### TASK REQUIREMENTS
Your task is to output the entries below word for word.

### DATASET ENTRIES

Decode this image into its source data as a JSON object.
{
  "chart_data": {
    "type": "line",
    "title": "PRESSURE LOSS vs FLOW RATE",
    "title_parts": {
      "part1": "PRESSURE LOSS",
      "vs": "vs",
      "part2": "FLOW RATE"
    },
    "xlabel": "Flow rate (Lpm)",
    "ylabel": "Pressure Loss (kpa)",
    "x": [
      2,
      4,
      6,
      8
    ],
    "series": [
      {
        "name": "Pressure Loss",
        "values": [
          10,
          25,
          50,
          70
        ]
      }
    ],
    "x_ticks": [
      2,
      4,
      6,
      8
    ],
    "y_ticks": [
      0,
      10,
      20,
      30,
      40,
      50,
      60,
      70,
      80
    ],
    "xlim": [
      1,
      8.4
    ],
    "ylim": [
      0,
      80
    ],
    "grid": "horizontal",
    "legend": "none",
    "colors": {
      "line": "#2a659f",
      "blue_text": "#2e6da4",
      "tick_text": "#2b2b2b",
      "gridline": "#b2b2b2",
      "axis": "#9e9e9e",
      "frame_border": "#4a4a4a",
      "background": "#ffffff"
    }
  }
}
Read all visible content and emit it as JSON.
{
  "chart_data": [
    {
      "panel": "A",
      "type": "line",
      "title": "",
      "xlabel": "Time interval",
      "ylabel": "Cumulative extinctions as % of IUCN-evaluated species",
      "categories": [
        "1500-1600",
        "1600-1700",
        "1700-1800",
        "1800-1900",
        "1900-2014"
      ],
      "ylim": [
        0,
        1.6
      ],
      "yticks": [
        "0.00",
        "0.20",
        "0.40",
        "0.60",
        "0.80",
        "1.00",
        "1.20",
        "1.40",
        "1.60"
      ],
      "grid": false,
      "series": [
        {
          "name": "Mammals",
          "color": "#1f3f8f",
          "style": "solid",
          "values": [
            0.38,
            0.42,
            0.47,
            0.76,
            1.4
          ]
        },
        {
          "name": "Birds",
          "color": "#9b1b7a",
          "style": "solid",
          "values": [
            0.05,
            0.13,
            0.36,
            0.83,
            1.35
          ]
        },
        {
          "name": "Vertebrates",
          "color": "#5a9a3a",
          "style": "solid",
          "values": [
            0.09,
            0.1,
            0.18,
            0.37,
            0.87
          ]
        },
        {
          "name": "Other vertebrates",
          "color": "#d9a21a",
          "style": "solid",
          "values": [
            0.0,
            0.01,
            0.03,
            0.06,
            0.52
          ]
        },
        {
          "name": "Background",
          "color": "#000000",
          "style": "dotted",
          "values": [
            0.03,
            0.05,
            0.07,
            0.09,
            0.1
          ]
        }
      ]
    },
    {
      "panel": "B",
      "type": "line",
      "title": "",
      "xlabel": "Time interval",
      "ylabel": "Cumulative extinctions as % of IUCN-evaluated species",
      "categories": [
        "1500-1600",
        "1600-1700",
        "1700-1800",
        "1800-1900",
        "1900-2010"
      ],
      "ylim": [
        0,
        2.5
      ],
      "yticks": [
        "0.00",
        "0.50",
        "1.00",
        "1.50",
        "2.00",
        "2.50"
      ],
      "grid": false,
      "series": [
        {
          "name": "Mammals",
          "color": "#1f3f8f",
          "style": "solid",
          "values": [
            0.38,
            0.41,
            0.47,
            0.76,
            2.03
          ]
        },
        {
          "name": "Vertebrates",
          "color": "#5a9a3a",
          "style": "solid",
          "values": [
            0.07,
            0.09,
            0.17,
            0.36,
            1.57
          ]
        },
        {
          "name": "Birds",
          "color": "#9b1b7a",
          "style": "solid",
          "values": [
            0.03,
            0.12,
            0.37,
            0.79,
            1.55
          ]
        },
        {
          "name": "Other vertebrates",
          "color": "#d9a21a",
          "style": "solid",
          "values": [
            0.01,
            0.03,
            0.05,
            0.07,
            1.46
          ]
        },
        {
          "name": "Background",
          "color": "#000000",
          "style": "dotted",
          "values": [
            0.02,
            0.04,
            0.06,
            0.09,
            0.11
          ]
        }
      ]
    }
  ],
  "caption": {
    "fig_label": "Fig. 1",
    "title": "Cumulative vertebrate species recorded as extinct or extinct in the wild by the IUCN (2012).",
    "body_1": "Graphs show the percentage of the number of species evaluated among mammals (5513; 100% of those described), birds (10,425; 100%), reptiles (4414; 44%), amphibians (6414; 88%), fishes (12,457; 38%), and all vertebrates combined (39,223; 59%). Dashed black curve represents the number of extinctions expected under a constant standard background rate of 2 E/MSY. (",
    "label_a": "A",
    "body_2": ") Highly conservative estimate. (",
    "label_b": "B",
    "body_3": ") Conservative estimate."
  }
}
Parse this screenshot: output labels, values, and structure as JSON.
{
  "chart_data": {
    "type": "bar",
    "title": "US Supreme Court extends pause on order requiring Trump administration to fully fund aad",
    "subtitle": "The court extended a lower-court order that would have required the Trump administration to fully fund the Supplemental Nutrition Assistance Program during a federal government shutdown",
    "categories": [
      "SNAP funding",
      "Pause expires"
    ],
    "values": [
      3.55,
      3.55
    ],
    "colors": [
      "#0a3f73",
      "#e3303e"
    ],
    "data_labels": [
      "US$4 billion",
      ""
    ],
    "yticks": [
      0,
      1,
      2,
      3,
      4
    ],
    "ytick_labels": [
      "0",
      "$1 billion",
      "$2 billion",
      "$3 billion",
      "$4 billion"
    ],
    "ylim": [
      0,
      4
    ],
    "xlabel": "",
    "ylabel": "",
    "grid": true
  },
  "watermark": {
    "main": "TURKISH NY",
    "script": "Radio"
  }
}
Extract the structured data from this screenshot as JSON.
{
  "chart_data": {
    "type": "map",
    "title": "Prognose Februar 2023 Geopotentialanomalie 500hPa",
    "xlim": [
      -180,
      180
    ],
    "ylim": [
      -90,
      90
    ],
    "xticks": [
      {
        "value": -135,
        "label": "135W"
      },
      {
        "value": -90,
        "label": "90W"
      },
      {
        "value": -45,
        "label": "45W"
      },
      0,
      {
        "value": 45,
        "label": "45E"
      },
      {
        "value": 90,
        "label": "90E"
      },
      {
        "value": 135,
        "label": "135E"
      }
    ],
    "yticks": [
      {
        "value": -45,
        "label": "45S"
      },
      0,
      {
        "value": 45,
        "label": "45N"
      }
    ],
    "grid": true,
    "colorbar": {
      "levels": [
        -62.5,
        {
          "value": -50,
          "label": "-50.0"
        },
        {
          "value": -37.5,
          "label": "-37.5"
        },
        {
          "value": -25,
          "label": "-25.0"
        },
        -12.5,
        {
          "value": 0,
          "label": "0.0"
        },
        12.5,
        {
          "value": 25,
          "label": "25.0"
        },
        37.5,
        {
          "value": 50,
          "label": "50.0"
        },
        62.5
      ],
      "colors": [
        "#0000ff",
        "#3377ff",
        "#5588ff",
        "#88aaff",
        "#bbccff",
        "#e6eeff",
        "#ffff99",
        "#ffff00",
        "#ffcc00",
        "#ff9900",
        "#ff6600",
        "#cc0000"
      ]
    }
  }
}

### ANSWER TO THIS TASK
Decode this image into its source data as a JSON object.
{
  "chart_data": {
    "type": "line",
    "title": "PRESSURE LOSS vs FLOW RATE",
    "title_parts": {
      "part1": "PRESSURE LOSS",
      "vs": "vs",
      "part2": "FLOW RATE"
    },
    "xlabel": "Flow rate (Lpm)",
    "ylabel": "Pressure Loss (kpa)",
    "x": [
      2,
      4,
      6,
      8
    ],
    "series": [
      {
        "name": "Pressure Loss",
        "values": [
          10,
          25,
          50,
          70
        ]
      }
    ],
    "x_ticks": [
      2,
      4,
      6,
      8
    ],
    "y_ticks": [
      0,
      10,
      20,
      30,
      40,
      50,
      60,
      70,
      80
    ],
    "xlim": [
      1,
      8.4
    ],
    "ylim": [
      0,
      80
    ],
    "grid": "horizontal",
    "legend": "none",
    "colors": {
      "line": "#2a659f",
      "blue_text": "#2e6da4",
      "tick_text": "#2b2b2b",
      "gridline": "#b2b2b2",
      "axis": "#9e9e9e",
      "frame_border": "#4a4a4a",
      "background": "#ffffff"
    }
  }
}
Read all visible content and emit it as JSON.
{
  "chart_data": [
    {
      "panel": "A",
      "type": "line",
      "title": "",
      "xlabel": "Time interval",
      "ylabel": "Cumulative extinctions as % of IUCN-evaluated species",
      "categories": [
        "1500-1600",
        "1600-1700",
        "1700-1800",
        "1800-1900",
        "1900-2014"
      ],
      "ylim": [
        0,
        1.6
      ],
      "yticks": [
        "0.00",
        "0.20",
        "0.40",
        "0.60",
        "0.80",
        "1.00",
        "1.20",
        "1.40",
        "1.60"
      ],
      "grid": false,
      "series": [
        {
          "name": "Mammals",
          "color": "#1f3f8f",
          "style": "solid",
          "values": [
            0.38,
            0.42,
            0.47,
            0.76,
            1.4
          ]
        },
        {
          "name": "Birds",
          "color": "#9b1b7a",
          "style": "solid",
          "values": [
            0.05,
            0.13,
            0.36,
            0.83,
            1.35
          ]
        },
        {
          "name": "Vertebrates",
          "color": "#5a9a3a",
          "style": "solid",
          "values": [
            0.09,
            0.1,
            0.18,
            0.37,
            0.87
          ]
        },
        {
          "name": "Other vertebrates",
          "color": "#d9a21a",
          "style": "solid",
          "values": [
            0.0,
            0.01,
            0.03,
            0.06,
            0.52
          ]
        },
        {
          "name": "Background",
          "color": "#000000",
          "style": "dotted",
          "values": [
            0.03,
            0.05,
            0.07,
            0.09,
            0.1
          ]
        }
      ]
    },
    {
      "panel": "B",
      "type": "line",
      "title": "",
      "xlabel": "Time interval",
      "ylabel": "Cumulative extinctions as % of IUCN-evaluated species",
      "categories": [
        "1500-1600",
        "1600-1700",
        "1700-1800",
        "1800-1900",
        "1900-2010"
      ],
      "ylim": [
        0,
        2.5
      ],
      "yticks": [
        "0.00",
        "0.50",
        "1.00",
        "1.50",
        "2.00",
        "2.50"
      ],
      "grid": false,
      "series": [
        {
          "name": "Mammals",
          "color": "#1f3f8f",
          "style": "solid",
          "values": [
            0.38,
            0.41,
            0.47,
            0.76,
            2.03
          ]
        },
        {
          "name": "Vertebrates",
          "color": "#5a9a3a",
          "style": "solid",
          "values": [
            0.07,
            0.09,
            0.17,
            0.36,
            1.57
          ]
        },
        {
          "name": "Birds",
          "color": "#9b1b7a",
          "style": "solid",
          "values": [
            0.03,
            0.12,
            0.37,
            0.79,
            1.55
          ]
        },
        {
          "name": "Other vertebrates",
          "color": "#d9a21a",
          "style": "solid",
          "values": [
            0.01,
            0.03,
            0.05,
            0.07,
            1.46
          ]
        },
        {
          "name": "Background",
          "color": "#000000",
          "style": "dotted",
          "values": [
            0.02,
            0.04,
            0.06,
            0.09,
            0.11
          ]
        }
      ]
    }
  ],
  "caption": {
    "fig_label": "Fig. 1",
    "title": "Cumulative vertebrate species recorded as extinct or extinct in the wild by the IUCN (2012).",
    "body_1": "Graphs show the percentage of the number of species evaluated among mammals (5513; 100% of those described), birds (10,425; 100%), reptiles (4414; 44%), amphibians (6414; 88%), fishes (12,457; 38%), and all vertebrates combined (39,223; 59%). Dashed black curve represents the number of extinctions expected under a constant standard background rate of 2 E/MSY. (",
    "label_a": "A",
    "body_2": ") Highly conservative estimate. (",
    "label_b": "B",
    "body_3": ") Conservative estimate."
  }
}
Parse this screenshot: output labels, values, and structure as JSON.
{
  "chart_data": {
    "type": "bar",
    "title": "US Supreme Court extends pause on order requiring Trump administration to fully fund aad",
    "subtitle": "The court extended a lower-court order that would have required the Trump administration to fully fund the Supplemental Nutrition Assistance Program during a federal government shutdown",
    "categories": [
      "SNAP funding",
      "Pause expires"
    ],
    "values": [
      3.55,
      3.55
    ],
    "colors": [
      "#0a3f73",
      "#e3303e"
    ],
    "data_labels": [
      "US$4 billion",
      ""
    ],
    "yticks": [
      0,
      1,
      2,
      3,
      4
    ],
    "ytick_labels": [
      "0",
      "$1 billion",
      "$2 billion",
      "$3 billion",
      "$4 billion"
    ],
    "ylim": [
      0,
      4
    ],
    "xlabel": "",
    "ylabel": "",
    "grid": true
  },
  "watermark": {
    "main": "TURKISH NY",
    "script": "Radio"
  }
}
Extract the structured data from this screenshot as JSON.
{
  "chart_data": {
    "type": "map",
    "title": "Prognose Februar 2023 Geopotentialanomalie 500hPa",
    "xlim": [
      -180,
      180
    ],
    "ylim": [
      -90,
      90
    ],
    "xticks": [
      {
        "value": -135,
        "label": "135W"
      },
      {
        "value": -90,
        "label": "90W"
      },
      {
        "value": -45,
        "label": "45W"
      },
      0,
      {
        "value": 45,
        "label": "45E"
      },
      {
        "value": 90,
        "label": "90E"
      },
      {
        "value": 135,
        "label": "135E"
      }
    ],
    "yticks": [
      {
        "value": -45,
        "label": "45S"
      },
      0,
      {
        "value": 45,
        "label": "45N"
      }
    ],
    "grid": true,
    "colorbar": {
      "levels": [
        -62.5,
        {
          "value": -50,
          "label": "-50.0"
        },
        {
          "value": -37.5,
          "label": "-37.5"
        },
        {
          "value": -25,
          "label": "-25.0"
        },
        -12.5,
        {
          "value": 0,
          "label": "0.0"
        },
        12.5,
        {
          "value": 25,
          "label": "25.0"
        },
        37.5,
        {
          "value": 50,
          "label": "50.0"
        },
        62.5
      ],
      "colors": [
        "#0000ff",
        "#3377ff",
        "#5588ff",
        "#88aaff",
        "#bbccff",
        "#e6eeff",
        "#ffff99",
        "#ffff00",
        "#ffcc00",
        "#ff9900",
        "#ff6600",
        "#cc0000"
      ]
    }
  }
}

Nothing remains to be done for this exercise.